── Excerpted data
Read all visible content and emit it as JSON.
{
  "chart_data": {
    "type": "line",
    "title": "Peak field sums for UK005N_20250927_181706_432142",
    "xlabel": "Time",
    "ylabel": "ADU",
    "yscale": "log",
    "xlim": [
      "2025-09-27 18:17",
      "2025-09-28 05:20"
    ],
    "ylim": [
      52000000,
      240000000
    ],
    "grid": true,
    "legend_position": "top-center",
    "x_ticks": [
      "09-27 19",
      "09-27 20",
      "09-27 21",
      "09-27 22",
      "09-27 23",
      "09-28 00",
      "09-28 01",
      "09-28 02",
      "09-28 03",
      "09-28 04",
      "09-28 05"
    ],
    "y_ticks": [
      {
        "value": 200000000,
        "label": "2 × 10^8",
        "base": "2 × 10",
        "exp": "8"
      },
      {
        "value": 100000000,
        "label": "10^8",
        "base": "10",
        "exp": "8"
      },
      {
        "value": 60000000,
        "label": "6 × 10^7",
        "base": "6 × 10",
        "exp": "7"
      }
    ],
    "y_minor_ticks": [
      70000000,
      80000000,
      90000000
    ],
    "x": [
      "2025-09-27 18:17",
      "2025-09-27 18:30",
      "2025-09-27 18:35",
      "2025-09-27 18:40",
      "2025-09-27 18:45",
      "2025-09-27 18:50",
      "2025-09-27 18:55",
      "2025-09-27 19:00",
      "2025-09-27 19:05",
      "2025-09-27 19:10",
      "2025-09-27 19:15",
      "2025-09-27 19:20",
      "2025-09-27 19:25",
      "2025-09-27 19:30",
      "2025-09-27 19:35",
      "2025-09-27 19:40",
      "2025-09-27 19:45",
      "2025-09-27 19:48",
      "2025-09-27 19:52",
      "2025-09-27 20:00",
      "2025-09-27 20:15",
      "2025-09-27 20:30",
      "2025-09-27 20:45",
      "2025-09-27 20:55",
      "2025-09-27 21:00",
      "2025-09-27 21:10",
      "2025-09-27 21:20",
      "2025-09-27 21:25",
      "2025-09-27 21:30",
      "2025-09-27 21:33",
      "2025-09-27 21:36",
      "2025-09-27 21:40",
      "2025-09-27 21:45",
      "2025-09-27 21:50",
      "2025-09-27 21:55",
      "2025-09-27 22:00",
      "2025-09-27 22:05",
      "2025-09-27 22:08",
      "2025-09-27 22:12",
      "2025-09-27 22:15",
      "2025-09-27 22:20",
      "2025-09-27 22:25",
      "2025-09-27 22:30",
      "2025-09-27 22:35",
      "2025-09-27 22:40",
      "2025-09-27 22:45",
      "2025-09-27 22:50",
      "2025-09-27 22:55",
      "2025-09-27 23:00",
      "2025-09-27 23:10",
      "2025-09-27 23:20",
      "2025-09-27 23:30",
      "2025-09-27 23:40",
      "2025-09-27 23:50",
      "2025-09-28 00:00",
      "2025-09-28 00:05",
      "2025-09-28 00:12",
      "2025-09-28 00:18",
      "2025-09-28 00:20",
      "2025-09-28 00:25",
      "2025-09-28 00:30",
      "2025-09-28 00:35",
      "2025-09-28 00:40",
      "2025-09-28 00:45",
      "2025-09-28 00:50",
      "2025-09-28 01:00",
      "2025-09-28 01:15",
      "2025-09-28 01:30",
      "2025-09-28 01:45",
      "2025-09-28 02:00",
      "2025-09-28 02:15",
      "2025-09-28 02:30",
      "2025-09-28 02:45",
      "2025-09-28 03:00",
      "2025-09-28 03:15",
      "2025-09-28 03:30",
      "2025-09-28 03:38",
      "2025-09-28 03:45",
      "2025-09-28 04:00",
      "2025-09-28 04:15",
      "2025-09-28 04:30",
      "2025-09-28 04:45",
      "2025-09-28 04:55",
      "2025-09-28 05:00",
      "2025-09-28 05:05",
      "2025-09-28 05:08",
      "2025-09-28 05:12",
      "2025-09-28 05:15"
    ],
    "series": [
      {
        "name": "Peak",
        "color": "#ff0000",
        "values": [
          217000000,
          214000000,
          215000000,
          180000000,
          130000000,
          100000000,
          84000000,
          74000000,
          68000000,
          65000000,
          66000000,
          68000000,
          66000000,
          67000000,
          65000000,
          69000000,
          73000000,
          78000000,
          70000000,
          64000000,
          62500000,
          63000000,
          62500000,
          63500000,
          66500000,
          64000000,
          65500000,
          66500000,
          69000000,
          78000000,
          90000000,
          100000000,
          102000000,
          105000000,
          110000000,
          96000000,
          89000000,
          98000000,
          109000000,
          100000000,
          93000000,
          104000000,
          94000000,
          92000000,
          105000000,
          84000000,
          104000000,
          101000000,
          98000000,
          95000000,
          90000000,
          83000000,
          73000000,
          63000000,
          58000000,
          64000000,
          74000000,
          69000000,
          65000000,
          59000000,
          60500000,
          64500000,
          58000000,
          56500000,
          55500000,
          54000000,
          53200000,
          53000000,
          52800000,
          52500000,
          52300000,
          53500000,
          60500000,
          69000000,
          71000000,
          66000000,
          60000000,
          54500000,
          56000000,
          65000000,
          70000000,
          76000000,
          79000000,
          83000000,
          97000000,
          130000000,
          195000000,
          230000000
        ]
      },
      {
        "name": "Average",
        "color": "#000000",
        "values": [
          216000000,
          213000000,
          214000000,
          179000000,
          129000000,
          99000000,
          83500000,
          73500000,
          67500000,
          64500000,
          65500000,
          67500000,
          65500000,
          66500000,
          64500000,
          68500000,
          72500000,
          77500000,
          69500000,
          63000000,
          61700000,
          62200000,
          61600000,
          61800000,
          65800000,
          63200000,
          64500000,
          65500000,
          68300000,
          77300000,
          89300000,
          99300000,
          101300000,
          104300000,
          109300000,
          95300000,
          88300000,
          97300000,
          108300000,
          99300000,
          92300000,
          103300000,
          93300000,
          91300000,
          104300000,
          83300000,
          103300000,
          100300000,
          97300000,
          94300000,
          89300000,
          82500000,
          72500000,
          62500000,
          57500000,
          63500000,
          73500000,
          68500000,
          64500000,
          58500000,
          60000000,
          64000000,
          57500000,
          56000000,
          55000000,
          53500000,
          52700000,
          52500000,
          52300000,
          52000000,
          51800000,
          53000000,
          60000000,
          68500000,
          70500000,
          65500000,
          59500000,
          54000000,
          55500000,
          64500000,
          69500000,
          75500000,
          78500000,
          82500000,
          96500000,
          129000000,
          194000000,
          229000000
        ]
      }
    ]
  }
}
────
§ **Work instructions**
Copy out every line of the data above, exactly as given.

§ **In response**
Read all visible content and emit it as JSON.
{
  "chart_data": {
    "type": "line",
    "title": "Peak field sums for UK005N_20250927_181706_432142",
    "xlabel": "Time",
    "ylabel": "ADU",
    "yscale": "log",
    "xlim": [
      "2025-09-27 18:17",
      "2025-09-28 05:20"
    ],
    "ylim": [
      52000000,
      240000000
    ],
    "grid": true,
    "legend_position": "top-center",
    "x_ticks": [
      "09-27 19",
      "09-27 20",
      "09-27 21",
      "09-27 22",
      "09-27 23",
      "09-28 00",
      "09-28 01",
      "09-28 02",
      "09-28 03",
      "09-28 04",
      "09-28 05"
    ],
    "y_ticks": [
      {
        "value": 200000000,
        "label": "2 × 10^8",
        "base": "2 × 10",
        "exp": "8"
      },
      {
        "value": 100000000,
        "label": "10^8",
        "base": "10",
        "exp": "8"
      },
      {
        "value": 60000000,
        "label": "6 × 10^7",
        "base": "6 × 10",
        "exp": "7"
      }
    ],
    "y_minor_ticks": [
      70000000,
      80000000,
      90000000
    ],
    "x": [
      "2025-09-27 18:17",
      "2025-09-27 18:30",
      "2025-09-27 18:35",
      "2025-09-27 18:40",
      "2025-09-27 18:45",
      "2025-09-27 18:50",
      "2025-09-27 18:55",
      "2025-09-27 19:00",
      "2025-09-27 19:05",
      "2025-09-27 19:10",
      "2025-09-27 19:15",
      "2025-09-27 19:20",
      "2025-09-27 19:25",
      "2025-09-27 19:30",
      "2025-09-27 19:35",
      "2025-09-27 19:40",
      "2025-09-27 19:45",
      "2025-09-27 19:48",
      "2025-09-27 19:52",
      "2025-09-27 20:00",
      "2025-09-27 20:15",
      "2025-09-27 20:30",
      "2025-09-27 20:45",
      "2025-09-27 20:55",
      "2025-09-27 21:00",
      "2025-09-27 21:10",
      "2025-09-27 21:20",
      "2025-09-27 21:25",
      "2025-09-27 21:30",
      "2025-09-27 21:33",
      "2025-09-27 21:36",
      "2025-09-27 21:40",
      "2025-09-27 21:45",
      "2025-09-27 21:50",
      "2025-09-27 21:55",
      "2025-09-27 22:00",
      "2025-09-27 22:05",
      "2025-09-27 22:08",
      "2025-09-27 22:12",
      "2025-09-27 22:15",
      "2025-09-27 22:20",
      "2025-09-27 22:25",
      "2025-09-27 22:30",
      "2025-09-27 22:35",
      "2025-09-27 22:40",
      "2025-09-27 22:45",
      "2025-09-27 22:50",
      "2025-09-27 22:55",
      "2025-09-27 23:00",
      "2025-09-27 23:10",
      "2025-09-27 23:20",
      "2025-09-27 23:30",
      "2025-09-27 23:40",
      "2025-09-27 23:50",
      "2025-09-28 00:00",
      "2025-09-28 00:05",
      "2025-09-28 00:12",
      "2025-09-28 00:18",
      "2025-09-28 00:20",
      "2025-09-28 00:25",
      "2025-09-28 00:30",
      "2025-09-28 00:35",
      "2025-09-28 00:40",
      "2025-09-28 00:45",
      "2025-09-28 00:50",
      "2025-09-28 01:00",
      "2025-09-28 01:15",
      "2025-09-28 01:30",
      "2025-09-28 01:45",
      "2025-09-28 02:00",
      "2025-09-28 02:15",
      "2025-09-28 02:30",
      "2025-09-28 02:45",
      "2025-09-28 03:00",
      "2025-09-28 03:15",
      "2025-09-28 03:30",
      "2025-09-28 03:38",
      "2025-09-28 03:45",
      "2025-09-28 04:00",
      "2025-09-28 04:15",
      "2025-09-28 04:30",
      "2025-09-28 04:45",
      "2025-09-28 04:55",
      "2025-09-28 05:00",
      "2025-09-28 05:05",
      "2025-09-28 05:08",
      "2025-09-28 05:12",
      "2025-09-28 05:15"
    ],
    "series": [
      {
        "name": "Peak",
        "color": "#ff0000",
        "values": [
          217000000,
          214000000,
          215000000,
          180000000,
          130000000,
          100000000,
          84000000,
          74000000,
          68000000,
          65000000,
          66000000,
          68000000,
          66000000,
          67000000,
          65000000,
          69000000,
          73000000,
          78000000,
          70000000,
          64000000,
          62500000,
          63000000,
          62500000,
          63500000,
          66500000,
          64000000,
          65500000,
          66500000,
          69000000,
          78000000,
          90000000,
          100000000,
          102000000,
          105000000,
          110000000,
          96000000,
          89000000,
          98000000,
          109000000,
          100000000,
          93000000,
          104000000,
          94000000,
          92000000,
          105000000,
          84000000,
          104000000,
          101000000,
          98000000,
          95000000,
          90000000,
          83000000,
          73000000,
          63000000,
          58000000,
          64000000,
          74000000,
          69000000,
          65000000,
          59000000,
          60500000,
          64500000,
          58000000,
          56500000,
          55500000,
          54000000,
          53200000,
          53000000,
          52800000,
          52500000,
          52300000,
          53500000,
          60500000,
          69000000,
          71000000,
          66000000,
          60000000,
          54500000,
          56000000,
          65000000,
          70000000,
          76000000,
          79000000,
          83000000,
          97000000,
          130000000,
          195000000,
          230000000
        ]
      },
      {
        "name": "Average",
        "color": "#000000",
        "values": [
          216000000,
          213000000,
          214000000,
          179000000,
          129000000,
          99000000,
          83500000,
          73500000,
          67500000,
          64500000,
          65500000,
          67500000,
          65500000,
          66500000,
          64500000,
          68500000,
          72500000,
          77500000,
          69500000,
          63000000,
          61700000,
          62200000,
          61600000,
          61800000,
          65800000,
          63200000,
          64500000,
          65500000,
          68300000,
          77300000,
          89300000,
          99300000,
          101300000,
          104300000,
          109300000,
          95300000,
          88300000,
          97300000,
          108300000,
          99300000,
          92300000,
          103300000,
          93300000,
          91300000,
          104300000,
          83300000,
          103300000,
          100300000,
          97300000,
          94300000,
          89300000,
          82500000,
          72500000,
          62500000,
          57500000,
          63500000,
          73500000,
          68500000,
          64500000,
          58500000,
          60000000,
          64000000,
          57500000,
          56000000,
          55000000,
          53500000,
          52700000,
          52500000,
          52300000,
          52000000,
          51800000,
          53000000,
          60000000,
          68500000,
          70500000,
          65500000,
          59500000,
          54000000,
          55500000,
          64500000,
          69500000,
          75500000,
          78500000,
          82500000,
          96500000,
          129000000,
          194000000,
          229000000
        ]
      }
    ]
  }
}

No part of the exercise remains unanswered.